── STORED DATA

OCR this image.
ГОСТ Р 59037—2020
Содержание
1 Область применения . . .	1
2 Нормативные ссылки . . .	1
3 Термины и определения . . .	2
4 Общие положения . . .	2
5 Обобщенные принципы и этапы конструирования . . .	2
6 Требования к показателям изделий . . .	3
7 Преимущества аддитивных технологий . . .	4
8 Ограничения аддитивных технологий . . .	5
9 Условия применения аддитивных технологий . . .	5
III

────
── STORED DATA

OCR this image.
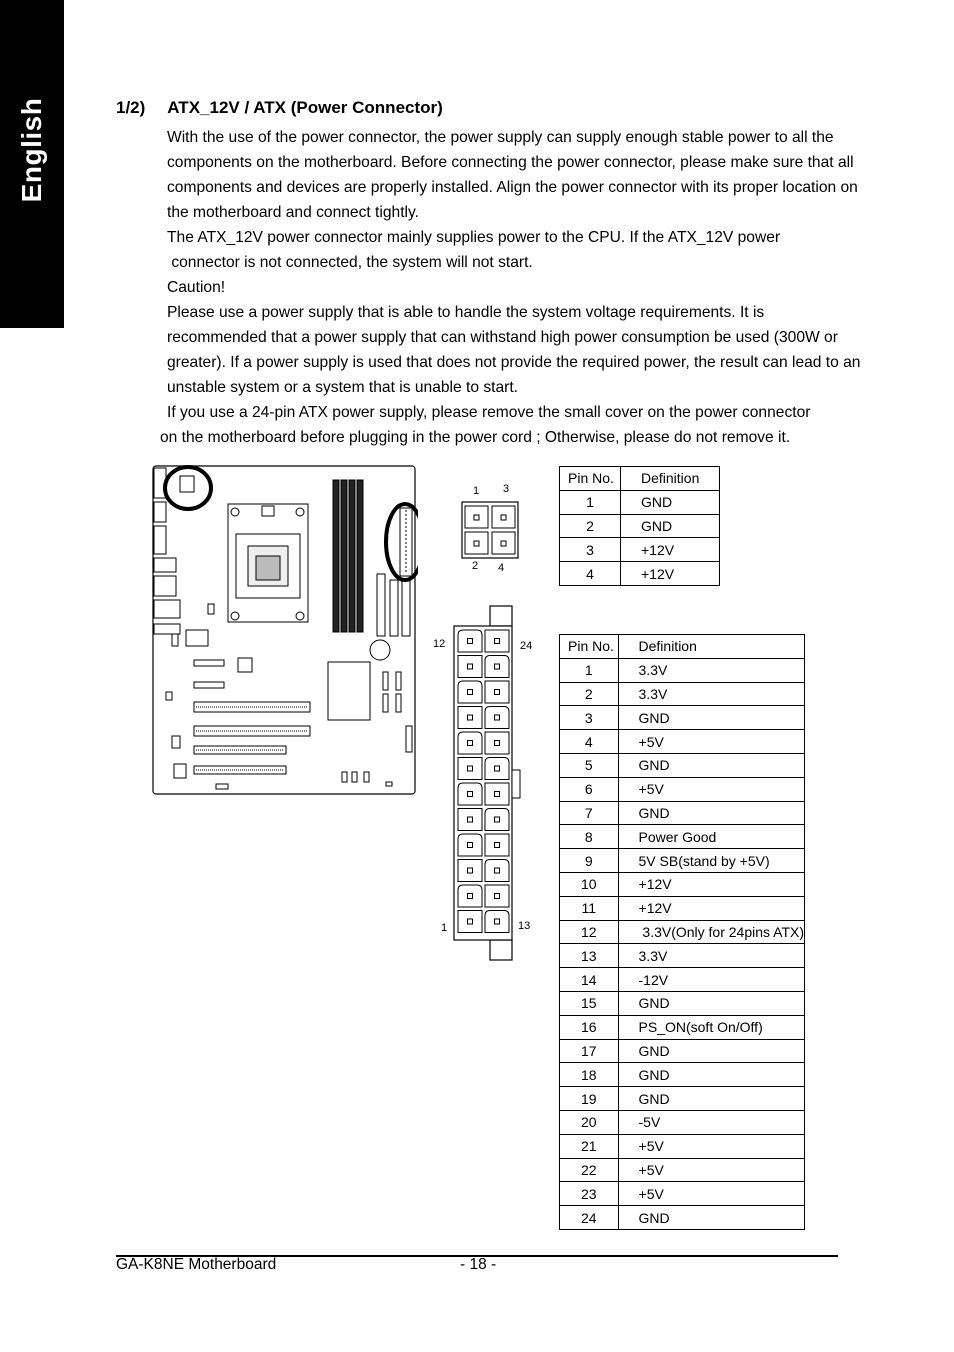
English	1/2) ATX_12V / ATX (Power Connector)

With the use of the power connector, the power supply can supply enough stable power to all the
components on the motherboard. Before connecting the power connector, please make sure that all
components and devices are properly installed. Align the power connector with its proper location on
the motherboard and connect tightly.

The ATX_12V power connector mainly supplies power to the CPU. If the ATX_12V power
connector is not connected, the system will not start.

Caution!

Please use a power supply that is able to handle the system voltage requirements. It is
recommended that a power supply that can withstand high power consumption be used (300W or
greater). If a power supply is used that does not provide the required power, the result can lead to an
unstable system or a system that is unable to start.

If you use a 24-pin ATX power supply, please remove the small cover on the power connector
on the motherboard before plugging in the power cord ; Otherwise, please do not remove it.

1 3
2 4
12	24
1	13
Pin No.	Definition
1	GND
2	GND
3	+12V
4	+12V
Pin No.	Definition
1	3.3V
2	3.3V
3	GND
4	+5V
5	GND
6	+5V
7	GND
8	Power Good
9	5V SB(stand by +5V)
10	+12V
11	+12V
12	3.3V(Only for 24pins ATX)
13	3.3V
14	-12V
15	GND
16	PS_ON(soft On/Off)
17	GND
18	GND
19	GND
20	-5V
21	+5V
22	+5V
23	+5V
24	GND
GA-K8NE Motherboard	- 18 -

────

Find and copy every line in the entries above where the string "применения" occurs.

1 Область применения . . .	1
9 Условия применения аддитивных технологий . . .	5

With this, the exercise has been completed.